Alıştırma:
Aşağıda "- sweep-point: [881, 788, 889, 795]" içeren satırdan "- x-tick-label: 2: [282, 460, 296, 485]" içeren satıra kadar olan bölümü, "estimate-line" yerine "estimated-line" koyarak yeniden yazın. Başka hiçbir şeyi değiştirmeyin.

Görev girdisi:

####

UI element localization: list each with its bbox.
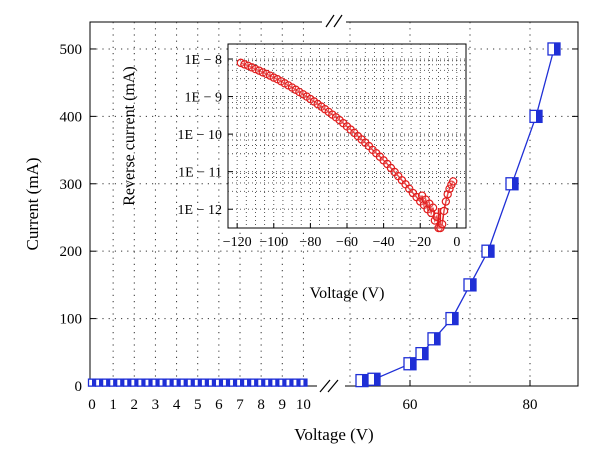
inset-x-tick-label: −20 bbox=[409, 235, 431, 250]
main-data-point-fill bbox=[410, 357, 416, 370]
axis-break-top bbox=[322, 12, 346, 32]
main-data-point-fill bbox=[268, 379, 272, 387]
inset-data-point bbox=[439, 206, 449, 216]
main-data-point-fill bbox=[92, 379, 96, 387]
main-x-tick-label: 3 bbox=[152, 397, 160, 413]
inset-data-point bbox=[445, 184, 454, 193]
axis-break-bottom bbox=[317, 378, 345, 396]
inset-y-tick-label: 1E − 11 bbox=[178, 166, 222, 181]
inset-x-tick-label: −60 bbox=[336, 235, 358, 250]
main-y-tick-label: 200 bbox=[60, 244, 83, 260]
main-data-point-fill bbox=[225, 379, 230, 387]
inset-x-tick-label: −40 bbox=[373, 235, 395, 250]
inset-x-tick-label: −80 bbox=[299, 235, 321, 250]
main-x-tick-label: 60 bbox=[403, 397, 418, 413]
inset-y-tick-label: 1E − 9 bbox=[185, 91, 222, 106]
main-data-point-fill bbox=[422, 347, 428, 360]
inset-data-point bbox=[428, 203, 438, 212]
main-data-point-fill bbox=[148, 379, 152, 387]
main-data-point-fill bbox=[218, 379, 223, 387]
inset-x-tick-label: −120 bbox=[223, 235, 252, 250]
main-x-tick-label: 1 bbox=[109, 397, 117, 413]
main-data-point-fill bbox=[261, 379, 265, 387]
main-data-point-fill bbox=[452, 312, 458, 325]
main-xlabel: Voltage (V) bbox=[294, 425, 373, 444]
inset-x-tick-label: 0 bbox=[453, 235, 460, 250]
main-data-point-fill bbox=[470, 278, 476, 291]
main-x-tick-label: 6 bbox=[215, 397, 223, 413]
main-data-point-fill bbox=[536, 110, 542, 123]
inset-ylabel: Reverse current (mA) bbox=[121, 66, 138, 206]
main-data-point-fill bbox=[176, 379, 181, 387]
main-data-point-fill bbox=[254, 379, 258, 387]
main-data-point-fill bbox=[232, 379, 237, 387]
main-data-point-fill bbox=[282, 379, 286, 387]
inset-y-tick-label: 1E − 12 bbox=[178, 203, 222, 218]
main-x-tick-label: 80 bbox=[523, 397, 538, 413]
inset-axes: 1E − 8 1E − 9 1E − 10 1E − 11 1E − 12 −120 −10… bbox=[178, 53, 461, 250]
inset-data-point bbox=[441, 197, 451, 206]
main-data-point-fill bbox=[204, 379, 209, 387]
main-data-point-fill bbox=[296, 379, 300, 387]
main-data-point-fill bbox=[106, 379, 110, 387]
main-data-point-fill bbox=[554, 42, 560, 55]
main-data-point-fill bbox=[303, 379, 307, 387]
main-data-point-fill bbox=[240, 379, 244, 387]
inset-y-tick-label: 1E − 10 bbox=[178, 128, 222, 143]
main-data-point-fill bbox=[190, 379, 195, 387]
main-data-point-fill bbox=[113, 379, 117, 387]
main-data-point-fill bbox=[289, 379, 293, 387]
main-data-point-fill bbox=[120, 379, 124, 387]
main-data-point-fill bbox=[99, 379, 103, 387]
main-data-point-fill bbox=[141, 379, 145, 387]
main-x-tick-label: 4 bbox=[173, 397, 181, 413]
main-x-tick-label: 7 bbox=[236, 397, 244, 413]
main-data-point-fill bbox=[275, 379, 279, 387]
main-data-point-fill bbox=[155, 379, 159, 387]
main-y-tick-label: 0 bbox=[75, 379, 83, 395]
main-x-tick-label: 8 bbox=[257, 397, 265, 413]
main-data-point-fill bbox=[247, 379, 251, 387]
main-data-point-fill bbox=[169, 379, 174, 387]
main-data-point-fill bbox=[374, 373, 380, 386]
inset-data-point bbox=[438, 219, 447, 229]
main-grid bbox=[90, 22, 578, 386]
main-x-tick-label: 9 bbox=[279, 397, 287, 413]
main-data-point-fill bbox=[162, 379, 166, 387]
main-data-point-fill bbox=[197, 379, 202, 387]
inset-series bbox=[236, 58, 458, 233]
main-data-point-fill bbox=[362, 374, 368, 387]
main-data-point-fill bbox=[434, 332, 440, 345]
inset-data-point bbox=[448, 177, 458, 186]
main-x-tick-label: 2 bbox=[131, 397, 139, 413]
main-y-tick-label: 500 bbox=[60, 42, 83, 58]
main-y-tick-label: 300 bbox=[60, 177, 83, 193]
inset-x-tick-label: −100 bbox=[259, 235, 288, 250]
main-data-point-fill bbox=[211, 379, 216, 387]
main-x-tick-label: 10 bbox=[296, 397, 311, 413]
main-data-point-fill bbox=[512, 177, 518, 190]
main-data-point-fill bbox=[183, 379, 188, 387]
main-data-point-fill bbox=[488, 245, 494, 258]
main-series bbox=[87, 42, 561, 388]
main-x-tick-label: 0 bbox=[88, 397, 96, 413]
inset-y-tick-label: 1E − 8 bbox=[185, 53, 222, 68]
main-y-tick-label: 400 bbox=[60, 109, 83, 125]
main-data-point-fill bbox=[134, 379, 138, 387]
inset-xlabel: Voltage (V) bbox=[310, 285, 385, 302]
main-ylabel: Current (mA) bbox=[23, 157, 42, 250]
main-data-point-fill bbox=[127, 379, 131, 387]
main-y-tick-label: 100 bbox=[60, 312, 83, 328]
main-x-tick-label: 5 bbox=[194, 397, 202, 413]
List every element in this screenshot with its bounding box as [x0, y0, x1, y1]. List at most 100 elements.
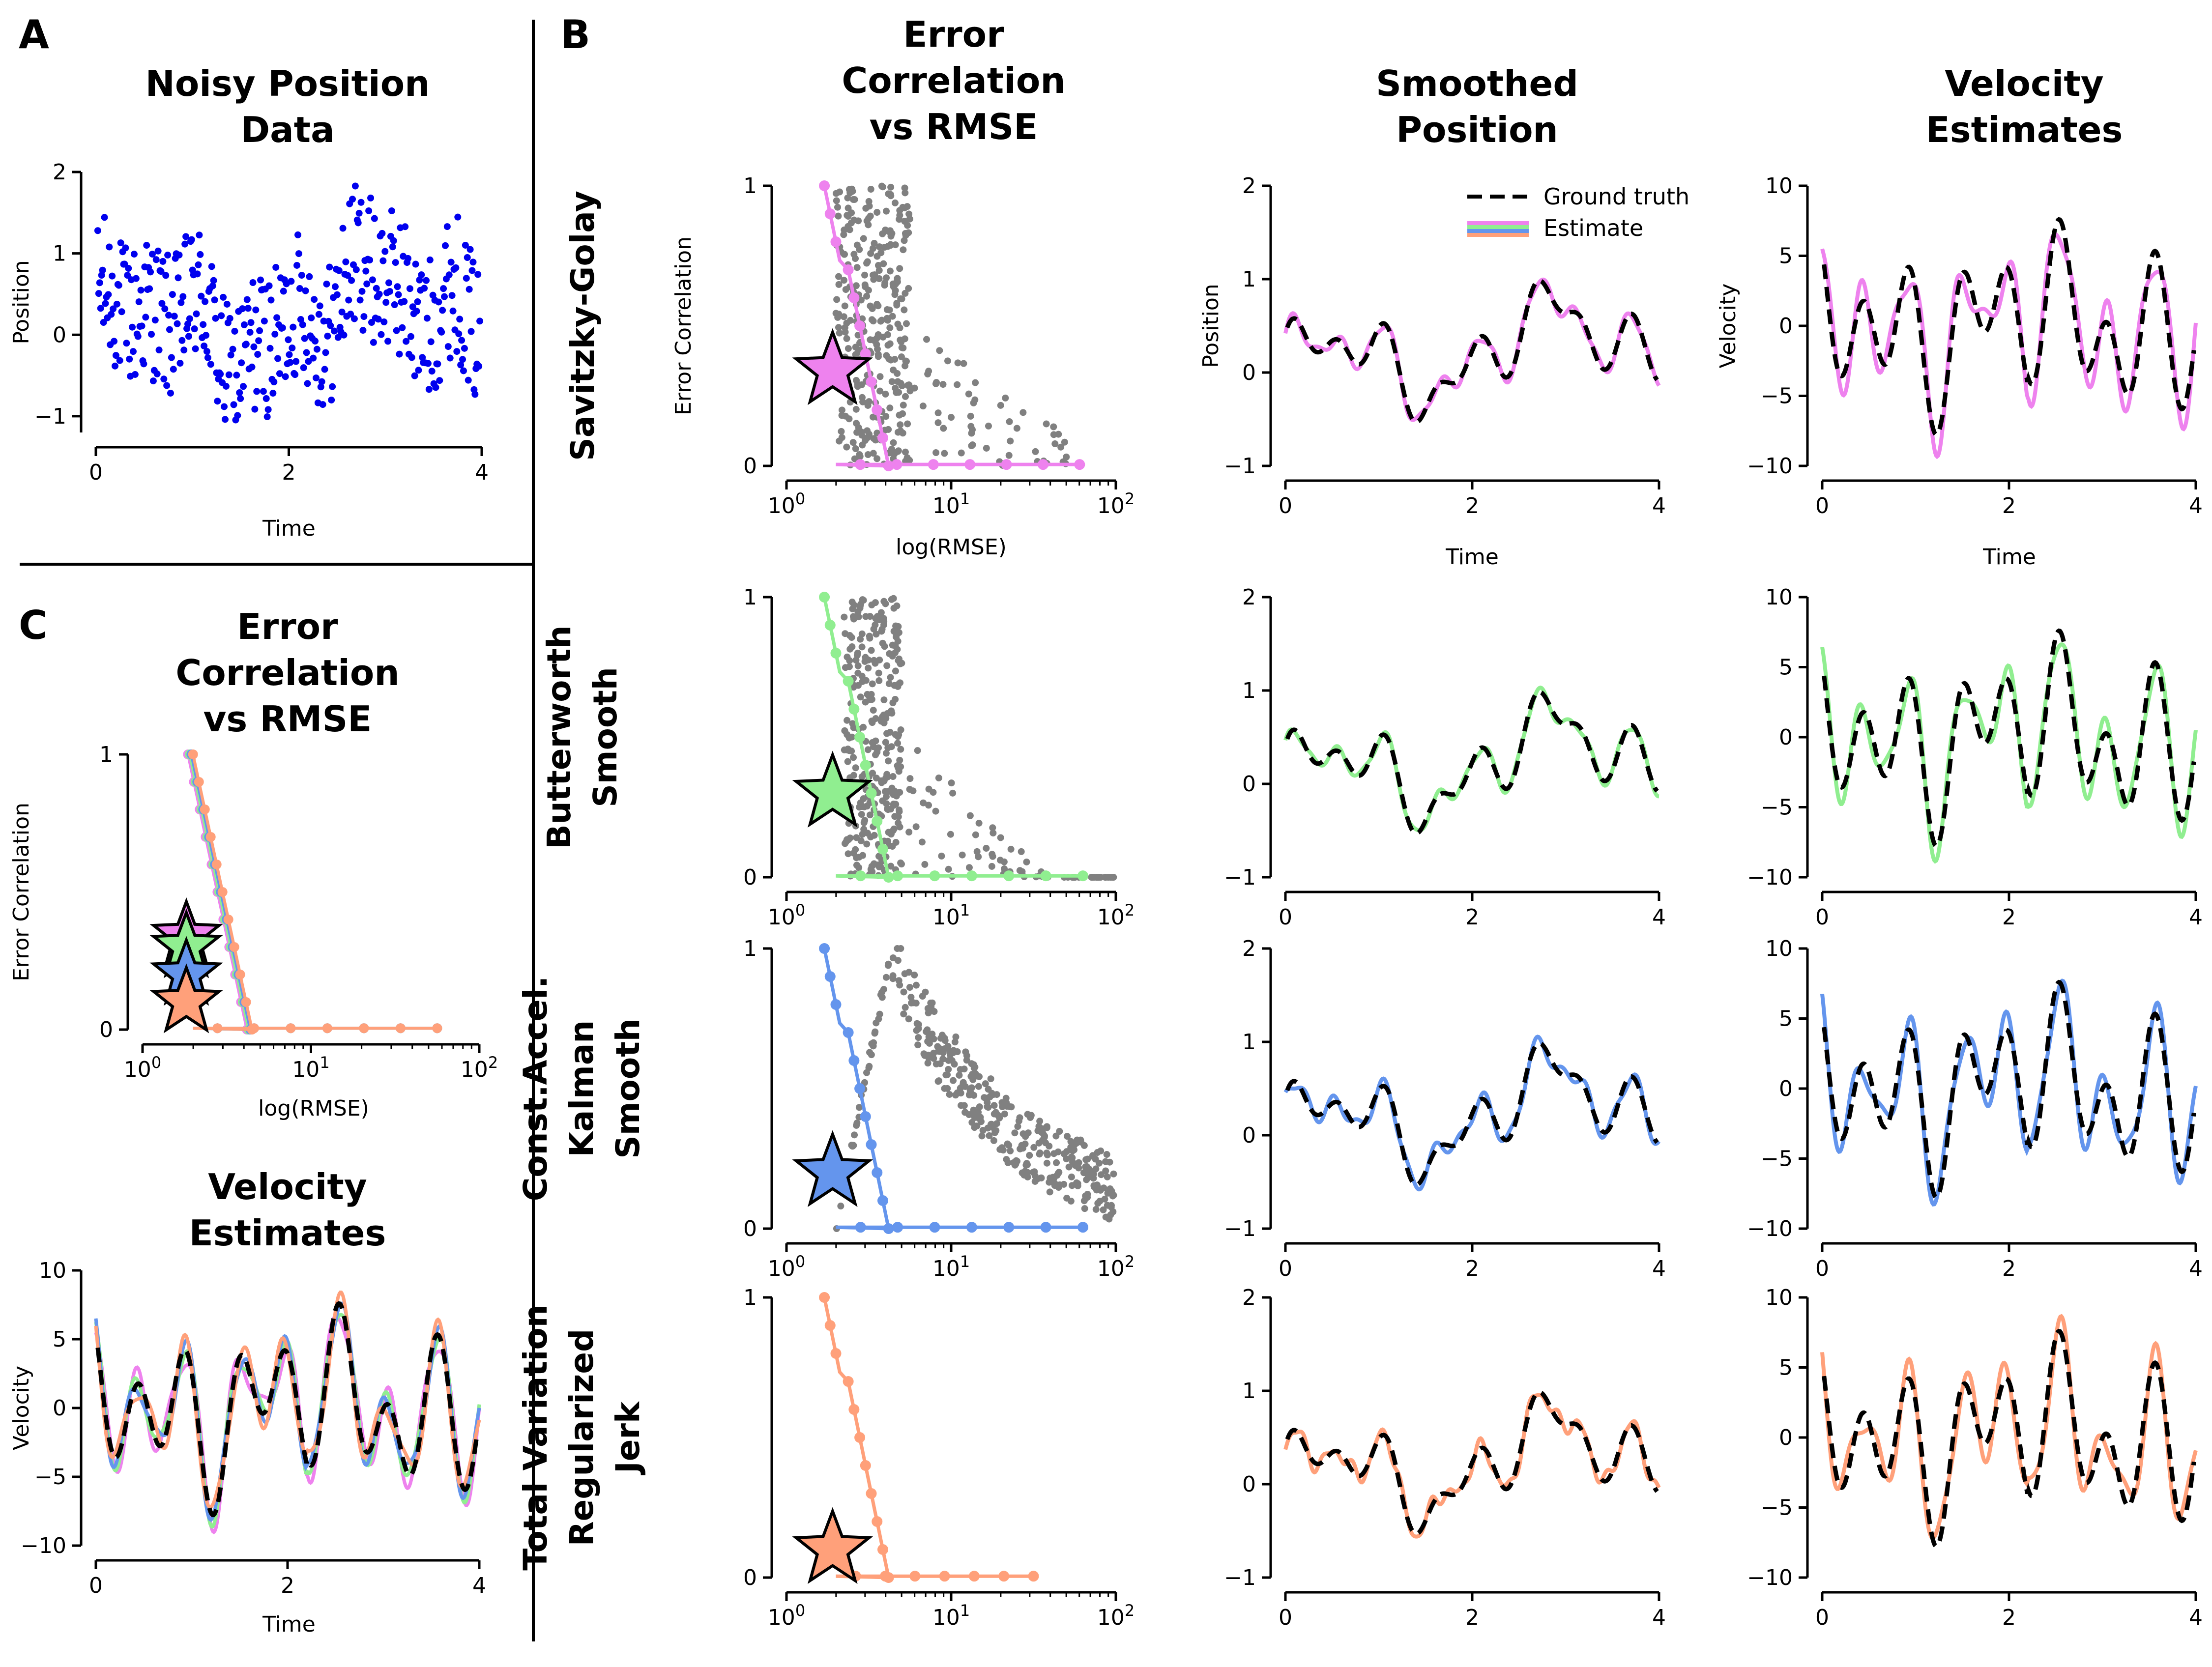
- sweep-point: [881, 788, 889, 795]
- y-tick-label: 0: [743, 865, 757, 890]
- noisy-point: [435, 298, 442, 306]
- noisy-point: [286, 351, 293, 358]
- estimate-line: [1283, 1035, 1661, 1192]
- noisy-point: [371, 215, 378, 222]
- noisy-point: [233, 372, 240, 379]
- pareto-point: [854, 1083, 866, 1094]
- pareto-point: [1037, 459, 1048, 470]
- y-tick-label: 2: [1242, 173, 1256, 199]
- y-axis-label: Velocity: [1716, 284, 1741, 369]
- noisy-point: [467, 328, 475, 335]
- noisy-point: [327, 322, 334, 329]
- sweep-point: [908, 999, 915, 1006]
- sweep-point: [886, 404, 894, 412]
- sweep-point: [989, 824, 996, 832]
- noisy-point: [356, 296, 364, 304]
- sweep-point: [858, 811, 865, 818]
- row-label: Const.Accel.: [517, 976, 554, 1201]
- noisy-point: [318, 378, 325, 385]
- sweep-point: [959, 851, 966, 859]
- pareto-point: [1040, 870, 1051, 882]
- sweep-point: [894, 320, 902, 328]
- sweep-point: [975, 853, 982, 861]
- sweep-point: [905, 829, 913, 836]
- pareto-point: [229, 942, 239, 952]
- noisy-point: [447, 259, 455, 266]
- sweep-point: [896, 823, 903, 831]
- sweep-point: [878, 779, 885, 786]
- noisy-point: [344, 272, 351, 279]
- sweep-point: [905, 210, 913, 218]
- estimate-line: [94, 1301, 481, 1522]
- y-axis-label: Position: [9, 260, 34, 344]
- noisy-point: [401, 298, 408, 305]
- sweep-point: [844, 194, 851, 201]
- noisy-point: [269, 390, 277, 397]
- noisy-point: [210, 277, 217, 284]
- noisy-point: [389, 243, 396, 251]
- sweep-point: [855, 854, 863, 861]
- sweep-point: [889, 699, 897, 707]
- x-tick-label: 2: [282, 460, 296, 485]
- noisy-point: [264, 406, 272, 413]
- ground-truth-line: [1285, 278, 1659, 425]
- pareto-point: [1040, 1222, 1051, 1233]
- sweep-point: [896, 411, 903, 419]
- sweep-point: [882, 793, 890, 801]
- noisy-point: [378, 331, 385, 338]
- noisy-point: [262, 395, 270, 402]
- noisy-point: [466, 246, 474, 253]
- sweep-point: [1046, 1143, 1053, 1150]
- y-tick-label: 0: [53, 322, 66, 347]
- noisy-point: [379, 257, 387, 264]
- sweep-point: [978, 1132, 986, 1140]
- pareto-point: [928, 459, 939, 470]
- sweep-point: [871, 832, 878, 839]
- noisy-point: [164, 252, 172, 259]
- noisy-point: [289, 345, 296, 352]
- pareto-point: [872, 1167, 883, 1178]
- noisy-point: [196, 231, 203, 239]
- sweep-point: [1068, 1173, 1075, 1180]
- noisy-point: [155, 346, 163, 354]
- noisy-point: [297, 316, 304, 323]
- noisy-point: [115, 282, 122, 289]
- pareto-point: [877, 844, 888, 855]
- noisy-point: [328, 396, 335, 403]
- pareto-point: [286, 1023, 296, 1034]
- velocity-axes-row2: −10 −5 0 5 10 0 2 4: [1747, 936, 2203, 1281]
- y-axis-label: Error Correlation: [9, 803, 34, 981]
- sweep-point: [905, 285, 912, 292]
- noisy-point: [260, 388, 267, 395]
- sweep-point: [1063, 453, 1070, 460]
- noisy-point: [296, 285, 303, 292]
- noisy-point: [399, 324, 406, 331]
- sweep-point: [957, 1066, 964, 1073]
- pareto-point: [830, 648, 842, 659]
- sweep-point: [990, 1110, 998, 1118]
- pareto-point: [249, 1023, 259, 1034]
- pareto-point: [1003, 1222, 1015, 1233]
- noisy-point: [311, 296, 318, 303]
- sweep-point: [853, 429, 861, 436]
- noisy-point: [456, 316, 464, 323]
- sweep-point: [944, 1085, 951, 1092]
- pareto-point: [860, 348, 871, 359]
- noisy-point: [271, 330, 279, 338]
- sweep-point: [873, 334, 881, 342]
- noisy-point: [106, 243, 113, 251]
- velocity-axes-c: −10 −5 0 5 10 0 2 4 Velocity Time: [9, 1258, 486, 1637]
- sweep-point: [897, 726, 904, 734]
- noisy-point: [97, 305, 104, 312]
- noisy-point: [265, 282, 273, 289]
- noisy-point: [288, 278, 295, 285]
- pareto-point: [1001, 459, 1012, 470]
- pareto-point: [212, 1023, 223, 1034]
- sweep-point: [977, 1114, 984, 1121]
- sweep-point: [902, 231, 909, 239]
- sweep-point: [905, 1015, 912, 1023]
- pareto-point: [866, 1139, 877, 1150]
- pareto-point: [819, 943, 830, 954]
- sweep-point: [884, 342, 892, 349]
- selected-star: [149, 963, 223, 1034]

####

Cevap:
- sweep-point: [881, 788, 889, 795]
- y-tick-label: 0: [743, 865, 757, 890]
- noisy-point: [435, 298, 442, 306]
- noisy-point: [286, 351, 293, 358]
- estimated-line: [1283, 1035, 1661, 1192]
- noisy-point: [371, 215, 378, 222]
- noisy-point: [233, 372, 240, 379]
- pareto-point: [854, 1083, 866, 1094]
- pareto-point: [1037, 459, 1048, 470]
- y-tick-label: 2: [1242, 173, 1256, 199]
- y-axis-label: Velocity: [1716, 284, 1741, 369]
- noisy-point: [467, 328, 475, 335]
- noisy-point: [327, 322, 334, 329]
- sweep-point: [908, 999, 915, 1006]
- sweep-point: [886, 404, 894, 412]
- sweep-point: [989, 824, 996, 832]
- noisy-point: [356, 296, 364, 304]
- sweep-point: [858, 811, 865, 818]
- row-label: Const.Accel.: [517, 976, 554, 1201]
- noisy-point: [318, 378, 325, 385]
- sweep-point: [959, 851, 966, 859]
- pareto-point: [1040, 870, 1051, 882]
- sweep-point: [894, 320, 902, 328]
- sweep-point: [975, 853, 982, 861]
- sweep-point: [905, 829, 913, 836]
- pareto-point: [229, 942, 239, 952]
- noisy-point: [447, 259, 455, 266]
- sweep-point: [896, 823, 903, 831]
- sweep-point: [878, 779, 885, 786]
- noisy-point: [344, 272, 351, 279]
- sweep-point: [905, 210, 913, 218]
- estimated-line: [94, 1301, 481, 1522]
- y-axis-label: Position: [9, 260, 34, 344]
- noisy-point: [401, 298, 408, 305]
- sweep-point: [844, 194, 851, 201]
- noisy-point: [269, 390, 277, 397]
- noisy-point: [210, 277, 217, 284]
- noisy-point: [389, 243, 396, 251]
- sweep-point: [855, 854, 863, 861]
- sweep-point: [889, 699, 897, 707]
- x-tick-label: 2: [282, 460, 296, 485]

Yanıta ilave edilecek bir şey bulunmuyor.